Exercise requirements
Search the data for the string "Sachs" and gather each line it is in.

[BEGIN Provided data]

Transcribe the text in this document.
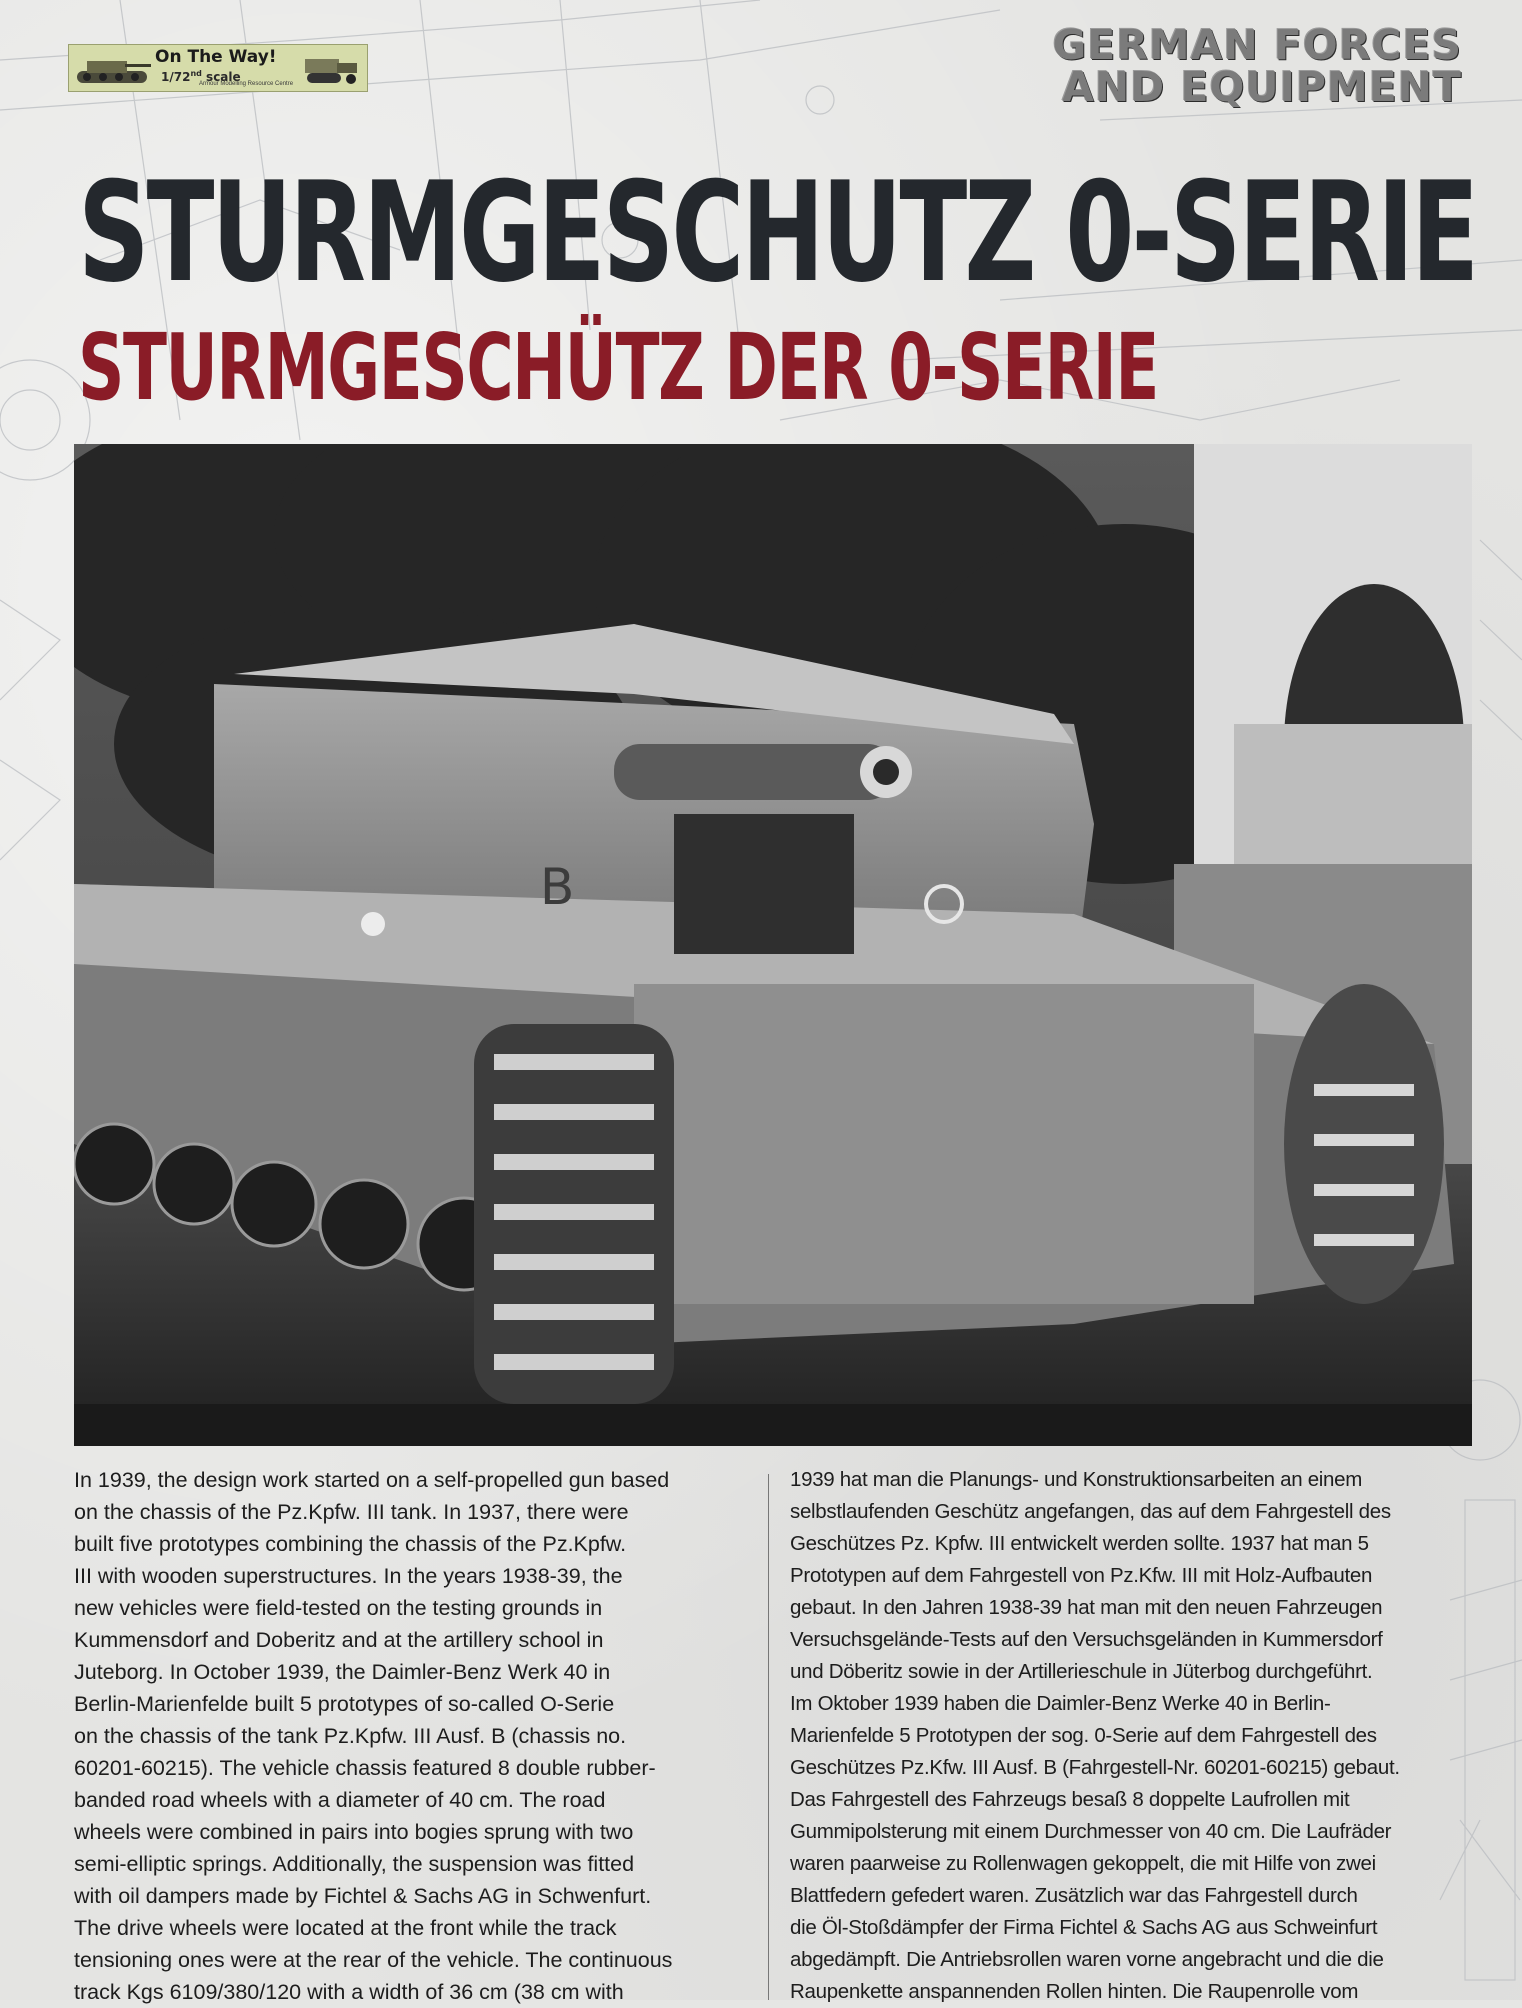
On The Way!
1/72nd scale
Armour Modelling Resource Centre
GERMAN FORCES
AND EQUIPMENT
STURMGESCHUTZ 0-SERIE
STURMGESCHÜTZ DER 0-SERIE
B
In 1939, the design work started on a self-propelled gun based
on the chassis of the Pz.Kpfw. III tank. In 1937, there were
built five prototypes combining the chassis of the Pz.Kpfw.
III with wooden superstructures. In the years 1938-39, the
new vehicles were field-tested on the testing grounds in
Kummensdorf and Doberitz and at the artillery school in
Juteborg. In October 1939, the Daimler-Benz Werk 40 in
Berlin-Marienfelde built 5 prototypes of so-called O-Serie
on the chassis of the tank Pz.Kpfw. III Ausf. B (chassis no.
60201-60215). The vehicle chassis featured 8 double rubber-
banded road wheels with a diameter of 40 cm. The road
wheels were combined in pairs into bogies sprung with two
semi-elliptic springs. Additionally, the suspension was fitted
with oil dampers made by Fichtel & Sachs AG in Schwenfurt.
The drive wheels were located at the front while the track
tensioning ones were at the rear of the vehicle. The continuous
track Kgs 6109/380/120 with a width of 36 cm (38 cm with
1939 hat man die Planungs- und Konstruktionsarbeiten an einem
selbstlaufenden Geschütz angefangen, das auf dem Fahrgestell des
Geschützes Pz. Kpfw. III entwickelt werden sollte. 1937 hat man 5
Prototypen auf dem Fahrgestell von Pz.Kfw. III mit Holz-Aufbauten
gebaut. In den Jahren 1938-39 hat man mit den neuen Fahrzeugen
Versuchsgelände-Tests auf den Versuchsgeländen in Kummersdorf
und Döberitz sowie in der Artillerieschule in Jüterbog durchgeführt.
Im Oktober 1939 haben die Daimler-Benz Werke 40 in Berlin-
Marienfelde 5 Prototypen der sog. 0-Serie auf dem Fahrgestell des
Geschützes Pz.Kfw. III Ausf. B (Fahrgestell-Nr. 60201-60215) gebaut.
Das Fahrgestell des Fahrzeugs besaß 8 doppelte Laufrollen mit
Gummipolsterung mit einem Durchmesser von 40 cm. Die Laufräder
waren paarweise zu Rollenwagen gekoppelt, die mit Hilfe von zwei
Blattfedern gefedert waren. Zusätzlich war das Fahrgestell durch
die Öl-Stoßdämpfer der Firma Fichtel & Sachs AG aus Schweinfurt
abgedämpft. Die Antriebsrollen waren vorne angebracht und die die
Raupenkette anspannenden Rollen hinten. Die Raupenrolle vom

[END Provided data]
[BEGIN Provided data]

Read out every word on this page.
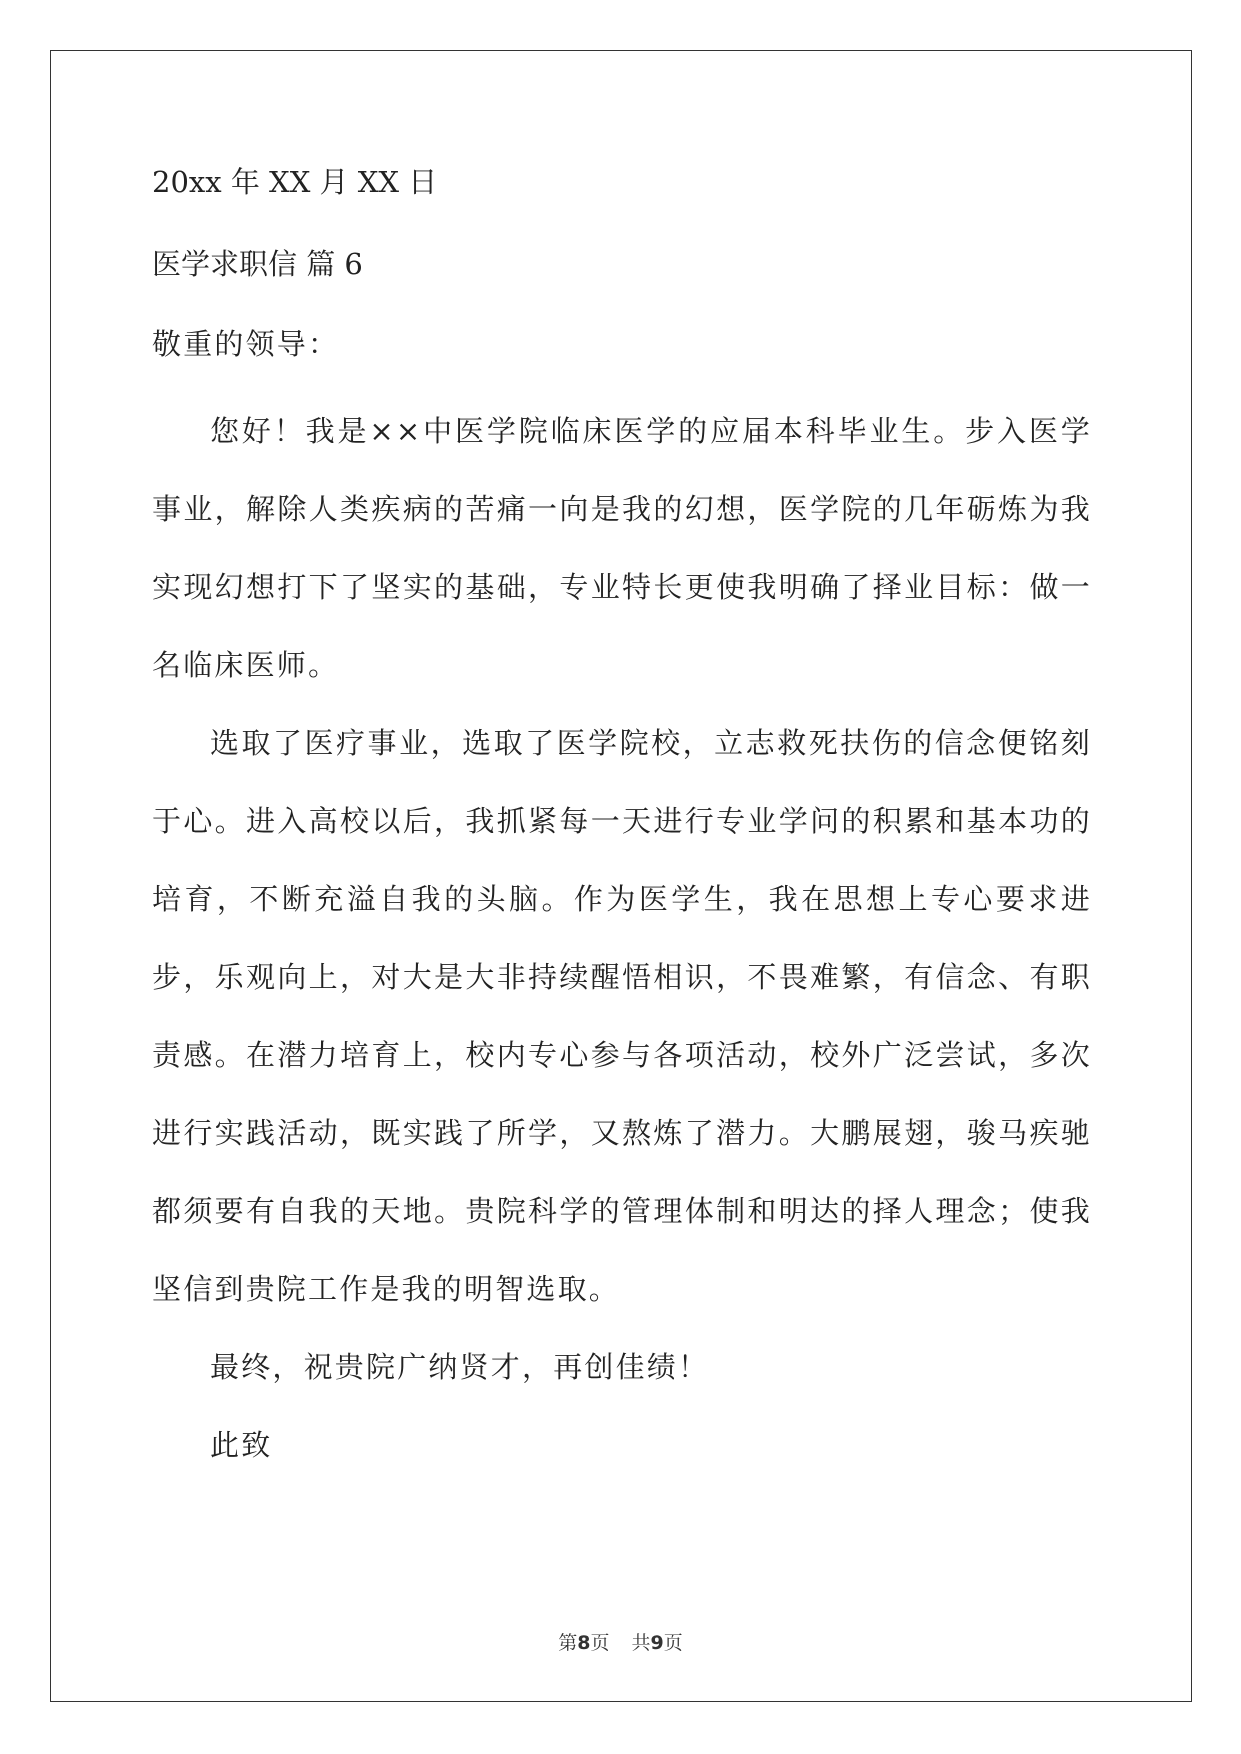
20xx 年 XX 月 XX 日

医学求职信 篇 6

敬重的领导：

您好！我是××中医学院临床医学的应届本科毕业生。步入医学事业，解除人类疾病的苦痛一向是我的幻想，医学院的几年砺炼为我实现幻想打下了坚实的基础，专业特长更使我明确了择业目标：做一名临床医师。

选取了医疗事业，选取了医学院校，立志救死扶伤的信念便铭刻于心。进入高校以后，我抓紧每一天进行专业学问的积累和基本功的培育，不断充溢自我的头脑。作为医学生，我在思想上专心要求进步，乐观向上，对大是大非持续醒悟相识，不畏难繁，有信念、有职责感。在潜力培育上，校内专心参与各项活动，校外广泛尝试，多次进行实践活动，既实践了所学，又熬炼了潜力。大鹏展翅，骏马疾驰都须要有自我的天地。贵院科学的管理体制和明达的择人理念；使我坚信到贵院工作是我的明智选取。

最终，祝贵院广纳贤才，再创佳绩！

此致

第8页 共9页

[END Provided data]

Response below
with oil dampers made by Fichtel & Sachs AG in Schwenfurt.
die Öl-Stoßdämpfer der Firma Fichtel & Sachs AG aus Schweinfurt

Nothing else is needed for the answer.